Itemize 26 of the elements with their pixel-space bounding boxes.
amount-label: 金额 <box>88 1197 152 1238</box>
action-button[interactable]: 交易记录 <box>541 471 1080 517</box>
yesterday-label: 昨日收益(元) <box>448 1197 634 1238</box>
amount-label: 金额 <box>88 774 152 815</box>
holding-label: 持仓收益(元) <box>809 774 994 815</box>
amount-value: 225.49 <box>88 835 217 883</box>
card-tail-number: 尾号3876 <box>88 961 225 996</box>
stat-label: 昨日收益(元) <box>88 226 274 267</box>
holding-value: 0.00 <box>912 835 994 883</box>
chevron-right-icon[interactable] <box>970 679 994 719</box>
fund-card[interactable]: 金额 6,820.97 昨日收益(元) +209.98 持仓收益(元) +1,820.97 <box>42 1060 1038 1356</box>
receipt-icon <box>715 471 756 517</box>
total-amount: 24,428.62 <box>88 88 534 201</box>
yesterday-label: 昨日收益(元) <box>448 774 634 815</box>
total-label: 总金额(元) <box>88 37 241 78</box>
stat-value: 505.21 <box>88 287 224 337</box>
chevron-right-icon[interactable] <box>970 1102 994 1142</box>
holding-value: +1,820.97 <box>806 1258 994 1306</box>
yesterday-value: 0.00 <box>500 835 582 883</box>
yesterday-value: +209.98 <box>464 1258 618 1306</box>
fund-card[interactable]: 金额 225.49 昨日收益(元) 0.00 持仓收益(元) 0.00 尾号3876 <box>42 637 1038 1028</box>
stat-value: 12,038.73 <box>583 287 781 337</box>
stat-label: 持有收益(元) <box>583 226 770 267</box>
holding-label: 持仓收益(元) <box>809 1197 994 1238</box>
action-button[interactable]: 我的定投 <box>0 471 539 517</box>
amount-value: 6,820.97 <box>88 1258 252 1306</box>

What the task requires — Copy the data from the very beginning through the line that contains "chevron-right-icon[interactable] <box>970 679", swapping "amount-label" for "sum-label" and leaving everything else the same.

Output of the exercise —
Itemize 26 of the elements with their pixel-space bounding boxes.
sum-label: 金额 <box>88 1197 152 1238</box>
action-button[interactable]: 交易记录 <box>541 471 1080 517</box>
yesterday-label: 昨日收益(元) <box>448 1197 634 1238</box>
sum-label: 金额 <box>88 774 152 815</box>
holding-label: 持仓收益(元) <box>809 774 994 815</box>
amount-value: 225.49 <box>88 835 217 883</box>
card-tail-number: 尾号3876 <box>88 961 225 996</box>
stat-label: 昨日收益(元) <box>88 226 274 267</box>
holding-value: 0.00 <box>912 835 994 883</box>
chevron-right-icon[interactable] <box>970 679 994 719</box>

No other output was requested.